== Instructions to follow ==
Below are the records; reproduce all of them exactly but without any images.

== Provided entries ==
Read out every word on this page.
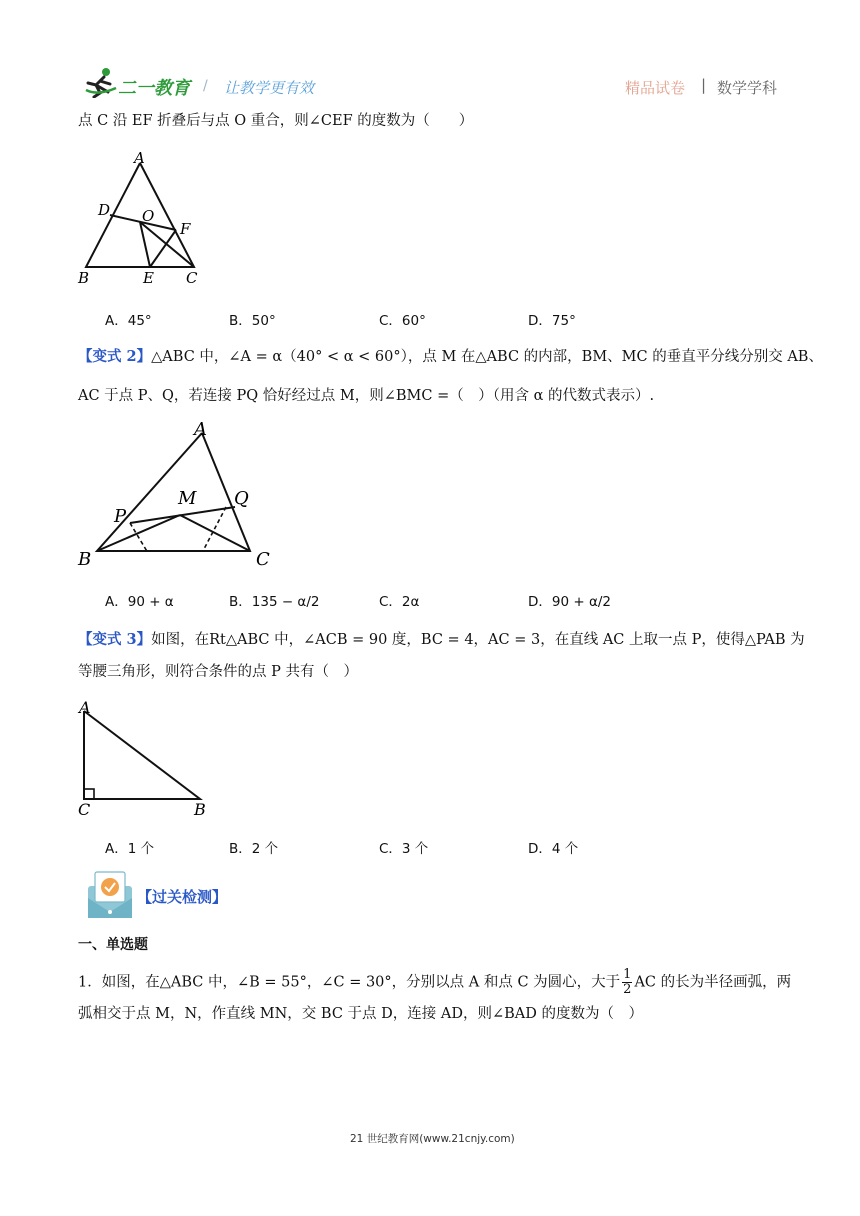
二一教育 / 让教学更有效	精品试卷 | 数学学科
点 C 沿 EF 折叠后与点 O 重合，则∠CEF 的度数为（　　）
A
D O
F
B	E C
A．45°	B．50°	C．60°	D．75°
【变式 2】△ABC 中，∠A = α（40° < α < 60°），点 M 在△ABC 的内部，BM、MC 的垂直平分线分别交 AB、
AC 于点 P、Q，若连接 PQ 恰好经过点 M，则∠BMC =（　）（用含 α 的代数式表示）.
A
M Q
P
B	C
A．90 + α	B．135 − α/2	C．2α	D．90 + α/2
【变式 3】如图，在Rt△ABC 中，∠ACB = 90 度，BC = 4，AC = 3，在直线 AC 上取一点 P，使得△PAB 为
等腰三角形，则符合条件的点 P 共有（　）
A
C	B
A．1 个	B．2 个	C．3 个	D．4 个
【过关检测】
一、单选题
1．如图，在△ABC 中，∠B = 55°，∠C = 30°，分别以点 A 和点 C 为圆心，大于 $\frac{1}{2}$ AC 的长为半径画弧，两
弧相交于点 M，N，作直线 MN，交 BC 于点 D，连接 AD，则∠BAD 的度数为（　）
21 世纪教育网(www.21cnjy.com)
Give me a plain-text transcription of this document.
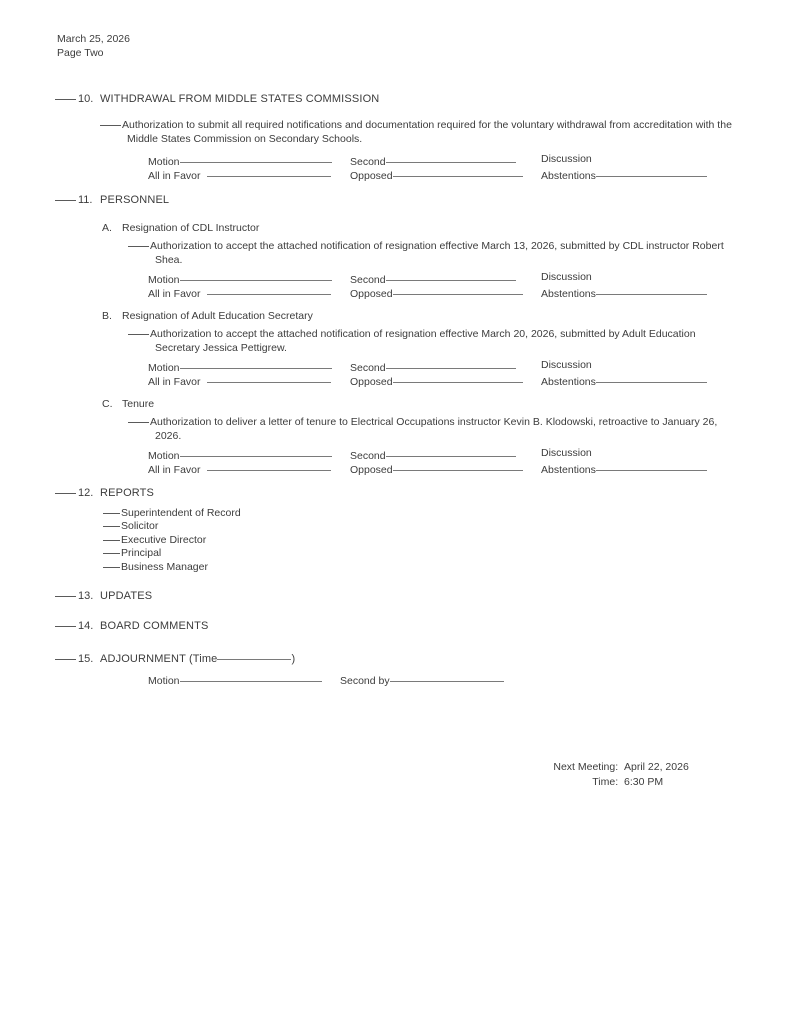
March 25, 2026
Page Two
10. WITHDRAWAL FROM MIDDLE STATES COMMISSION
Authorization to submit all required notifications and documentation required for the voluntary withdrawal from accreditation with the Middle States Commission on Secondary Schools.
Motion	Second	Discussion
All in Favor	Opposed	Abstentions
11. PERSONNEL
A. Resignation of CDL Instructor
Authorization to accept the attached notification of resignation effective March 13, 2026, submitted by CDL instructor Robert Shea.
Motion	Second	Discussion
All in Favor	Opposed	Abstentions
B. Resignation of Adult Education Secretary
Authorization to accept the attached notification of resignation effective March 20, 2026, submitted by Adult Education Secretary Jessica Pettigrew.
Motion	Second	Discussion
All in Favor	Opposed	Abstentions
C. Tenure
Authorization to deliver a letter of tenure to Electrical Occupations instructor Kevin B. Klodowski, retroactive to January 26, 2026.
Motion	Second	Discussion
All in Favor	Opposed	Abstentions
12. REPORTS
Superintendent of Record
Solicitor
Executive Director
Principal
Business Manager
13. UPDATES
14. BOARD COMMENTS
15. ADJOURNMENT (Time	)
Motion	Second by
Next Meeting: April 22, 2026
Time: 6:30 PM
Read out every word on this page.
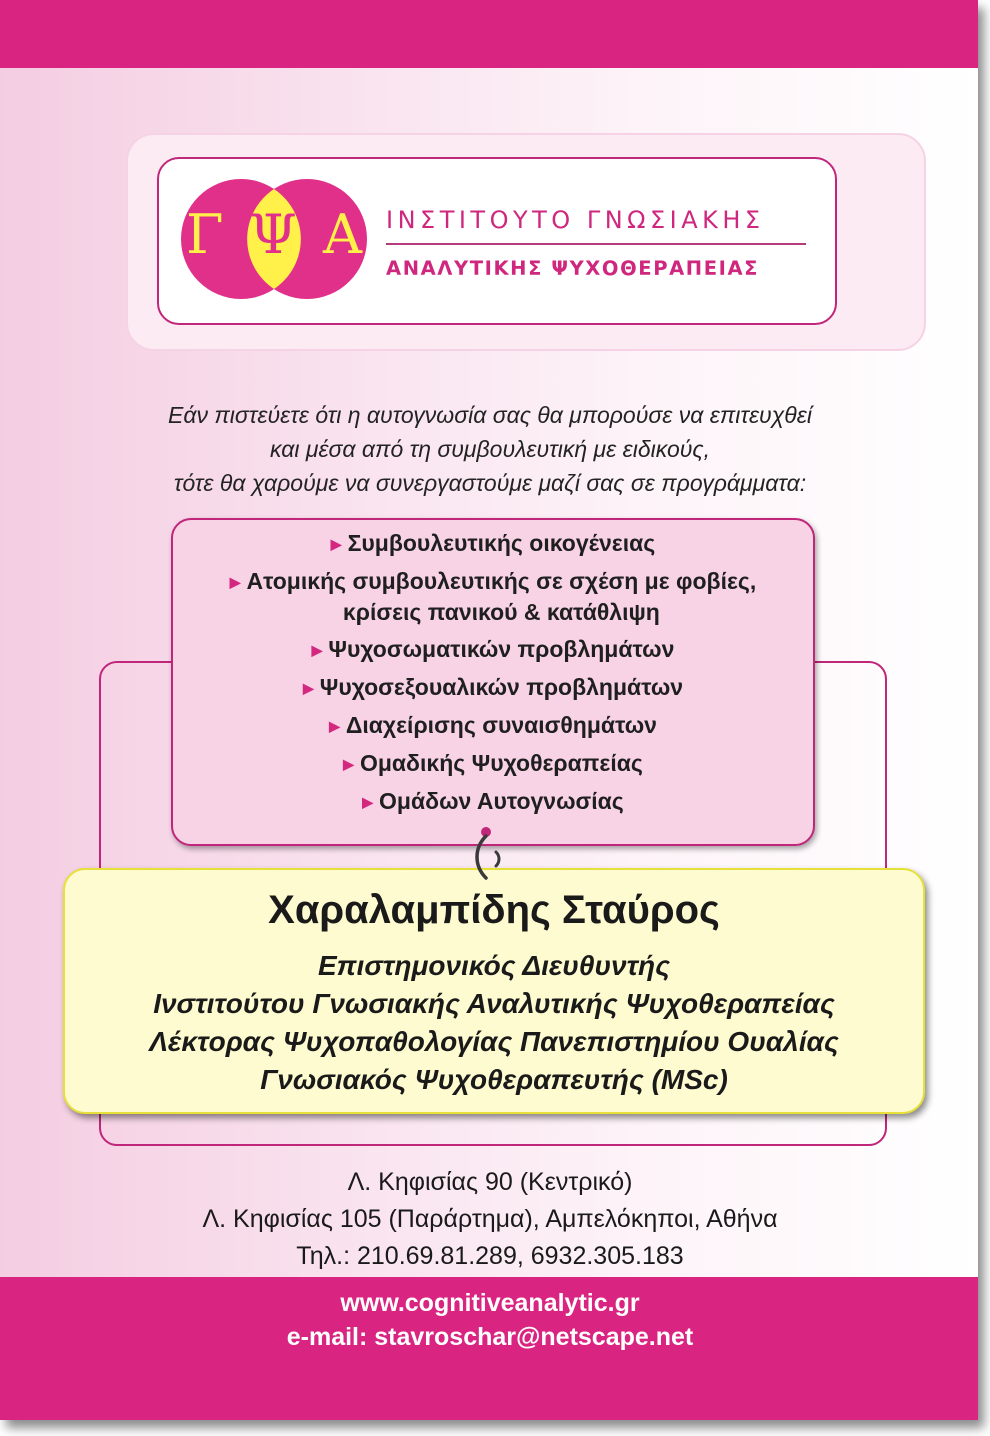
Γ Ψ Α ΙΝΣΤΙΤΟΥΤΟ ΓΝΩΣΙΑΚΗΣ
ΑΝΑΛΥΤΙΚΗΣ ΨΥΧΟΘΕΡΑΠΕΙΑΣ
Εάν πιστεύετε ότι η αυτογνωσία σας θα μπορούσε να επιτευχθεί
και μέσα από τη συμβουλευτική με ειδικούς,
τότε θα χαρούμε να συνεργαστούμε μαζί σας σε προγράμματα:
▶ Συμβουλευτικής οικογένειας
▶ Ατομικής συμβουλευτικής σε σχέση με φοβίες,
κρίσεις πανικού & κατάθλιψη
▶ Ψυχοσωματικών προβλημάτων
▶ Ψυχοσεξουαλικών προβλημάτων
▶ Διαχείρισης συναισθημάτων
▶ Ομαδικής Ψυχοθεραπείας
▶ Ομάδων Αυτογνωσίας
Χαραλαμπίδης Σταύρος
Επιστημονικός Διευθυντής
Ινστιτούτου Γνωσιακής Αναλυτικής Ψυχοθεραπείας
Λέκτορας Ψυχοπαθολογίας Πανεπιστημίου Ουαλίας
Γνωσιακός Ψυχοθεραπευτής (MSc)
Λ. Κηφισίας 90 (Κεντρικό)
Λ. Κηφισίας 105 (Παράρτημα), Αμπελόκηποι, Αθήνα
Τηλ.: 210.69.81.289, 6932.305.183
www.cognitiveanalytic.gr
e-mail: stavroschar@netscape.net
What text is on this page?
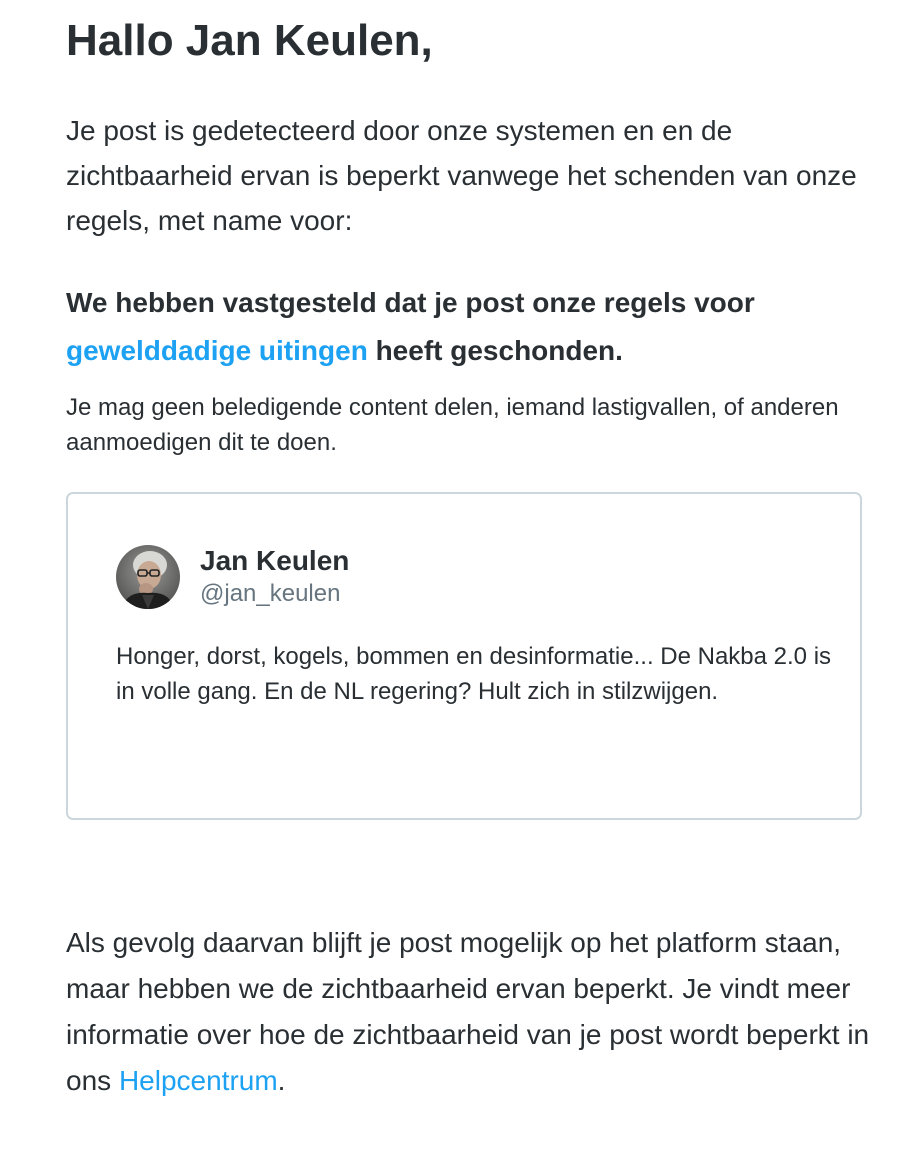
Hallo Jan Keulen,

Je post is gedetecteerd door onze systemen en en de zichtbaarheid ervan is beperkt vanwege het schenden van onze regels, met name voor:

We hebben vastgesteld dat je post onze regels voor gewelddadige uitingen heeft geschonden.

Je mag geen beledigende content delen, iemand lastigvallen, of anderen aanmoedigen dit te doen.

Jan Keulen
@jan_keulen

Honger, dorst, kogels, bommen en desinformatie... De Nakba 2.0 is in volle gang. En de NL regering? Hult zich in stilzwijgen.

Als gevolg daarvan blijft je post mogelijk op het platform staan, maar hebben we de zichtbaarheid ervan beperkt. Je vindt meer informatie over hoe de zichtbaarheid van je post wordt beperkt in ons Helpcentrum.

== Solution to this exercise ==
Read out every word on this page.
二一教育 / 让教学更有效	精品试卷 | 数学学科
点 C 沿 EF 折叠后与点 O 重合，则∠CEF 的度数为（　　）
A
D O
F
B	E C
A．45°	B．50°	C．60°	D．75°
【变式 2】△ABC 中，∠A = α（40° < α < 60°），点 M 在△ABC 的内部，BM、MC 的垂直平分线分别交 AB、
AC 于点 P、Q，若连接 PQ 恰好经过点 M，则∠BMC =（　）（用含 α 的代数式表示）.
A
M Q
P
B	C
A．90 + α	B．135 − α/2	C．2α	D．90 + α/2
【变式 3】如图，在Rt△ABC 中，∠ACB = 90 度，BC = 4，AC = 3，在直线 AC 上取一点 P，使得△PAB 为
等腰三角形，则符合条件的点 P 共有（　）
A
C	B
A．1 个	B．2 个	C．3 个	D．4 个
【过关检测】
一、单选题
1．如图，在△ABC 中，∠B = 55°，∠C = 30°，分别以点 A 和点 C 为圆心，大于 $\frac{1}{2}$ AC 的长为半径画弧，两
弧相交于点 M，N，作直线 MN，交 BC 于点 D，连接 AD，则∠BAD 的度数为（　）
21 世纪教育网(www.21cnjy.com)
Give me a plain-text transcription of this document.
March 25, 2026
Page Two
10. WITHDRAWAL FROM MIDDLE STATES COMMISSION
Authorization to submit all required notifications and documentation required for the voluntary withdrawal from accreditation with the Middle States Commission on Secondary Schools.
Motion	Second	Discussion
All in Favor	Opposed	Abstentions
11. PERSONNEL
A. Resignation of CDL Instructor
Authorization to accept the attached notification of resignation effective March 13, 2026, submitted by CDL instructor Robert Shea.
Motion	Second	Discussion
All in Favor	Opposed	Abstentions
B. Resignation of Adult Education Secretary
Authorization to accept the attached notification of resignation effective March 20, 2026, submitted by Adult Education Secretary Jessica Pettigrew.
Motion	Second	Discussion
All in Favor	Opposed	Abstentions
C. Tenure
Authorization to deliver a letter of tenure to Electrical Occupations instructor Kevin B. Klodowski, retroactive to January 26, 2026.
Motion	Second	Discussion
All in Favor	Opposed	Abstentions
12. REPORTS
Superintendent of Record
Solicitor
Executive Director
Principal
Business Manager
13. UPDATES
14. BOARD COMMENTS
15. ADJOURNMENT (Time	)
Motion	Second by
Next Meeting: April 22, 2026
Time: 6:30 PM
Read out every word on this page.
Γ Ψ Α ΙΝΣΤΙΤΟΥΤΟ ΓΝΩΣΙΑΚΗΣ
ΑΝΑΛΥΤΙΚΗΣ ΨΥΧΟΘΕΡΑΠΕΙΑΣ
Εάν πιστεύετε ότι η αυτογνωσία σας θα μπορούσε να επιτευχθεί
και μέσα από τη συμβουλευτική με ειδικούς,
τότε θα χαρούμε να συνεργαστούμε μαζί σας σε προγράμματα:
▶ Συμβουλευτικής οικογένειας
▶ Ατομικής συμβουλευτικής σε σχέση με φοβίες,
κρίσεις πανικού & κατάθλιψη
▶ Ψυχοσωματικών προβλημάτων
▶ Ψυχοσεξουαλικών προβλημάτων
▶ Διαχείρισης συναισθημάτων
▶ Ομαδικής Ψυχοθεραπείας
▶ Ομάδων Αυτογνωσίας
Χαραλαμπίδης Σταύρος
Επιστημονικός Διευθυντής
Ινστιτούτου Γνωσιακής Αναλυτικής Ψυχοθεραπείας
Λέκτορας Ψυχοπαθολογίας Πανεπιστημίου Ουαλίας
Γνωσιακός Ψυχοθεραπευτής (MSc)
Λ. Κηφισίας 90 (Κεντρικό)
Λ. Κηφισίας 105 (Παράρτημα), Αμπελόκηποι, Αθήνα
Τηλ.: 210.69.81.289, 6932.305.183
www.cognitiveanalytic.gr
e-mail: stavroschar@netscape.net
What text is on this page?
Hallo Jan Keulen,

Je post is gedetecteerd door onze systemen en en de zichtbaarheid ervan is beperkt vanwege het schenden van onze regels, met name voor:

We hebben vastgesteld dat je post onze regels voor gewelddadige uitingen heeft geschonden.

Je mag geen beledigende content delen, iemand lastigvallen, of anderen aanmoedigen dit te doen.

Jan Keulen
@jan_keulen

Honger, dorst, kogels, bommen en desinformatie... De Nakba 2.0 is in volle gang. En de NL regering? Hult zich in stilzwijgen.

Als gevolg daarvan blijft je post mogelijk op het platform staan, maar hebben we de zichtbaarheid ervan beperkt. Je vindt meer informatie over hoe de zichtbaarheid van je post wordt beperkt in ons Helpcentrum.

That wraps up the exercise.